[REQUIRED TASK] Write out all lines holding the word "bias".

[Items from a dataset]
____

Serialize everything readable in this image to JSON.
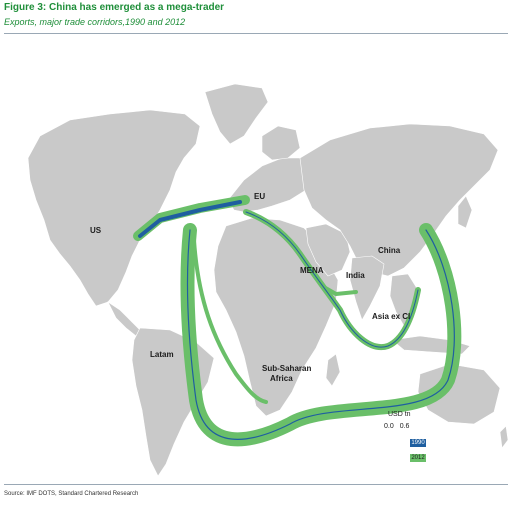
{
  "header": {
    "title": "Figure 3: China has emerged as a mega-trader",
    "subtitle": "Exports, major trade corridors,1990 and 2012"
  },
  "regions": {
    "us": "US",
    "eu": "EU",
    "china": "China",
    "mena": "MENA",
    "india": "India",
    "asia_ex_ci": "Asia ex CI",
    "latam": "Latam",
    "ssa_line1": "Sub-Saharan",
    "ssa_line2": "Africa"
  },
  "legend": {
    "units": "USD tn",
    "tick_min": "0.0",
    "tick_max": "0.6",
    "year_1990": "1990",
    "year_2012": "2012"
  },
  "source": "Source: IMF DOTS,  Standard Chartered Research",
  "colors": {
    "land": "#c9c9c9",
    "ocean": "#ffffff",
    "flow_2012": "#6abf69",
    "flow_1990": "#1f5fa0",
    "title": "#1f8f3a"
  }
}
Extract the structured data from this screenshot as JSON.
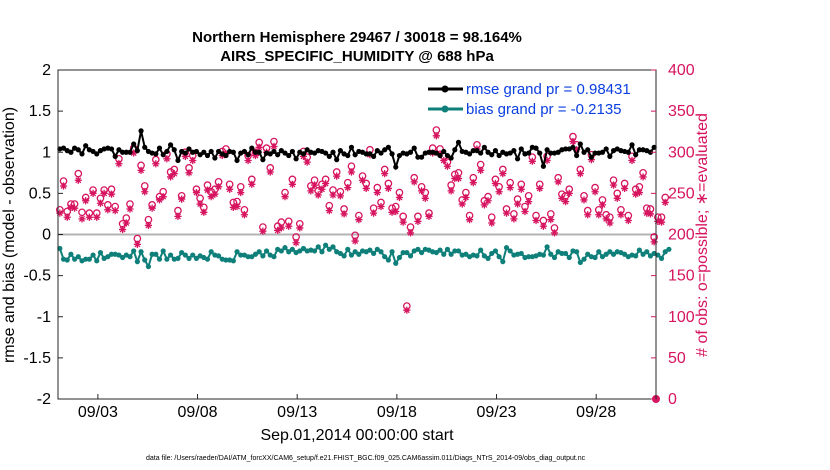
{
  "chart_data": {
    "type": "line",
    "title": "Northern Hemisphere 29467 / 30018 = 98.164%",
    "subtitle": "AIRS_SPECIFIC_HUMIDITY @ 688 hPa",
    "xlabel": "Sep.01,2014 00:00:00 start",
    "ylabel_left": "rmse and bias (model - observation)",
    "ylabel_right": "# of obs: o=possible; ∗=evaluated",
    "x_tick_labels": [
      "09/03",
      "09/08",
      "09/13",
      "09/18",
      "09/23",
      "09/28"
    ],
    "x_tick_days": [
      3,
      8,
      13,
      18,
      23,
      28
    ],
    "xlim": [
      1,
      31
    ],
    "ylim_left": [
      -2,
      2
    ],
    "y_ticks_left": [
      "-2",
      "-1.5",
      "-1",
      "-0.5",
      "0",
      "0.5",
      "1",
      "1.5",
      "2"
    ],
    "ylim_right": [
      0,
      400
    ],
    "y_ticks_right": [
      "0",
      "50",
      "100",
      "150",
      "200",
      "250",
      "300",
      "350",
      "400"
    ],
    "legend": [
      {
        "label": "rmse grand pr = 0.98431",
        "color": "#000000"
      },
      {
        "label": "bias grand pr = -0.2135",
        "color": "#0f7f7a"
      }
    ],
    "colors": {
      "rmse": "#000000",
      "bias": "#0f7f7a",
      "obs": "#d6145f",
      "zero_line": "#b3b3b3"
    },
    "series": [
      {
        "name": "rmse",
        "values": [
          1.04,
          1.05,
          1.02,
          1.0,
          1.05,
          1.03,
          0.98,
          1.08,
          1.03,
          1.01,
          0.98,
          1.02,
          1.04,
          1.05,
          1.04,
          0.95,
          1.03,
          1.0,
          1.0,
          1.0,
          1.1,
          1.02,
          1.26,
          1.06,
          1.01,
          0.99,
          0.98,
          1.05,
          0.97,
          1.01,
          1.09,
          1.03,
          0.9,
          1.01,
          0.99,
          1.04,
          1.0,
          1.01,
          0.97,
          1.0,
          0.96,
          1.01,
          0.93,
          1.01,
          0.98,
          0.96,
          1.01,
          1.0,
          0.9,
          0.99,
          1.01,
          0.97,
          1.05,
          1.0,
          1.0,
          0.91,
          0.99,
          0.98,
          1.01,
          0.97,
          1.02,
          0.99,
          0.96,
          1.01,
          0.92,
          1.0,
          0.98,
          1.03,
          1.0,
          0.99,
          1.02,
          1.01,
          0.99,
          0.95,
          1.0,
          0.91,
          1.02,
          0.98,
          0.96,
          1.06,
          0.97,
          1.01,
          1.0,
          0.98,
          0.98,
          0.95,
          1.02,
          0.99,
          1.03,
          1.06,
          0.98,
          0.82,
          0.96,
          0.99,
          0.98,
          1.0,
          1.05,
          0.94,
          0.94,
          0.99,
          1.0,
          1.0,
          0.99,
          0.96,
          1.01,
          0.96,
          0.93,
          1.03,
          1.12,
          1.01,
          1.0,
          0.98,
          1.02,
          1.02,
          0.99,
          1.06,
          1.0,
          0.97,
          1.02,
          0.96,
          1.0,
          0.98,
          0.99,
          1.02,
          0.92,
          1.04,
          0.98,
          0.99,
          1.06,
          1.05,
          0.99,
          0.83,
          1.03,
          0.99,
          0.99,
          1.0,
          1.03,
          1.04,
          1.04,
          1.06,
          0.96,
          1.1,
          1.0,
          1.03,
          0.94,
          0.99,
          0.99,
          1.0,
          1.04,
          0.95,
          1.02,
          1.04,
          1.02,
          1.01,
          1.0,
          1.09,
          0.97,
          1.03,
          1.03,
          1.02,
          1.0,
          1.06
        ]
      },
      {
        "name": "bias",
        "values": [
          -0.17,
          -0.3,
          -0.31,
          -0.24,
          -0.3,
          -0.27,
          -0.32,
          -0.3,
          -0.3,
          -0.25,
          -0.32,
          -0.22,
          -0.29,
          -0.27,
          -0.24,
          -0.24,
          -0.25,
          -0.28,
          -0.25,
          -0.27,
          -0.2,
          -0.33,
          -0.21,
          -0.31,
          -0.39,
          -0.24,
          -0.24,
          -0.3,
          -0.2,
          -0.3,
          -0.25,
          -0.3,
          -0.29,
          -0.22,
          -0.25,
          -0.29,
          -0.25,
          -0.29,
          -0.26,
          -0.28,
          -0.3,
          -0.21,
          -0.25,
          -0.26,
          -0.3,
          -0.31,
          -0.31,
          -0.32,
          -0.21,
          -0.25,
          -0.25,
          -0.27,
          -0.27,
          -0.24,
          -0.21,
          -0.26,
          -0.2,
          -0.25,
          -0.27,
          -0.18,
          -0.2,
          -0.16,
          -0.21,
          -0.18,
          -0.22,
          -0.2,
          -0.17,
          -0.2,
          -0.19,
          -0.2,
          -0.15,
          -0.21,
          -0.13,
          -0.18,
          -0.15,
          -0.21,
          -0.23,
          -0.26,
          -0.18,
          -0.25,
          -0.21,
          -0.24,
          -0.2,
          -0.21,
          -0.19,
          -0.23,
          -0.18,
          -0.21,
          -0.27,
          -0.31,
          -0.21,
          -0.35,
          -0.28,
          -0.22,
          -0.22,
          -0.26,
          -0.2,
          -0.18,
          -0.22,
          -0.18,
          -0.19,
          -0.21,
          -0.22,
          -0.19,
          -0.24,
          -0.18,
          -0.24,
          -0.2,
          -0.2,
          -0.25,
          -0.24,
          -0.27,
          -0.25,
          -0.26,
          -0.19,
          -0.26,
          -0.29,
          -0.23,
          -0.2,
          -0.27,
          -0.33,
          -0.16,
          -0.2,
          -0.25,
          -0.24,
          -0.23,
          -0.28,
          -0.27,
          -0.27,
          -0.26,
          -0.24,
          -0.25,
          -0.15,
          -0.24,
          -0.28,
          -0.21,
          -0.23,
          -0.23,
          -0.28,
          -0.2,
          -0.21,
          -0.34,
          -0.3,
          -0.24,
          -0.27,
          -0.28,
          -0.21,
          -0.27,
          -0.24,
          -0.21,
          -0.24,
          -0.21,
          -0.22,
          -0.24,
          -0.27,
          -0.25,
          -0.26,
          -0.19,
          -0.24,
          -0.21,
          -0.26,
          -0.23,
          -0.25,
          -0.29,
          -0.21,
          -0.18
        ]
      },
      {
        "name": "possible",
        "values": [
          230,
          265,
          228,
          237,
          237,
          274,
          227,
          245,
          226,
          254,
          226,
          244,
          254,
          236,
          255,
          234,
          292,
          213,
          220,
          237,
          305,
          195,
          284,
          259,
          218,
          236,
          291,
          246,
          252,
          298,
          276,
          279,
          229,
          247,
          300,
          281,
          296,
          255,
          244,
          233,
          260,
          252,
          255,
          264,
          301,
          304,
          261,
          239,
          240,
          258,
          230,
          296,
          267,
          300,
          312,
          209,
          305,
          281,
          313,
          210,
          215,
          251,
          216,
          267,
          197,
          213,
          301,
          294,
          259,
          266,
          253,
          261,
          267,
          235,
          254,
          276,
          252,
          231,
          263,
          283,
          199,
          223,
          271,
          262,
          303,
          232,
          257,
          239,
          279,
          262,
          232,
          234,
          251,
          222,
          113,
          209,
          269,
          222,
          258,
          251,
          226,
          305,
          327,
          304,
          295,
          288,
          260,
          273,
          275,
          242,
          251,
          223,
          269,
          309,
          285,
          241,
          246,
          221,
          267,
          258,
          279,
          231,
          263,
          225,
          243,
          261,
          234,
          247,
          294,
          223,
          261,
          217,
          295,
          225,
          208,
          269,
          249,
          247,
          255,
          319,
          309,
          279,
          247,
          229,
          297,
          257,
          230,
          242,
          224,
          221,
          266,
          250,
          230,
          262,
          223,
          295,
          255,
          258,
          275,
          232,
          231,
          197,
          221,
          221,
          245
        ]
      },
      {
        "name": "evaluated",
        "values": [
          226,
          259,
          221,
          233,
          232,
          266,
          219,
          241,
          221,
          250,
          221,
          238,
          250,
          230,
          249,
          229,
          286,
          206,
          214,
          231,
          299,
          188,
          278,
          252,
          211,
          232,
          286,
          242,
          246,
          292,
          270,
          274,
          222,
          243,
          295,
          275,
          290,
          251,
          237,
          227,
          254,
          246,
          249,
          258,
          296,
          298,
          255,
          233,
          234,
          251,
          224,
          290,
          261,
          296,
          306,
          204,
          300,
          276,
          307,
          205,
          208,
          246,
          210,
          261,
          190,
          208,
          295,
          288,
          253,
          260,
          248,
          255,
          262,
          229,
          248,
          271,
          247,
          225,
          257,
          276,
          192,
          218,
          266,
          256,
          297,
          226,
          251,
          234,
          274,
          256,
          227,
          228,
          245,
          215,
          108,
          202,
          264,
          216,
          253,
          244,
          222,
          299,
          320,
          298,
          290,
          283,
          253,
          268,
          268,
          237,
          245,
          218,
          263,
          304,
          278,
          236,
          241,
          214,
          262,
          252,
          274,
          226,
          257,
          219,
          237,
          255,
          228,
          240,
          289,
          217,
          256,
          210,
          290,
          218,
          202,
          264,
          244,
          240,
          250,
          313,
          303,
          274,
          242,
          224,
          291,
          252,
          224,
          236,
          219,
          214,
          260,
          244,
          224,
          256,
          217,
          290,
          249,
          251,
          270,
          226,
          225,
          191,
          216,
          215,
          239
        ]
      }
    ],
    "footer": "data file: /Users/raeder/DAI/ATM_forcXX/CAM6_setup/f.e21.FHIST_BGC.f09_025.CAM6assim.011/Diags_NTrS_2014-09/obs_diag_output.nc"
  }
}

____

[FINAL RESULT]
    "ylabel_left": "rmse and bias (model - observation)",
        "label": "bias grand pr = -0.2135",
      "bias": "#0f7f7a",
        "name": "bias",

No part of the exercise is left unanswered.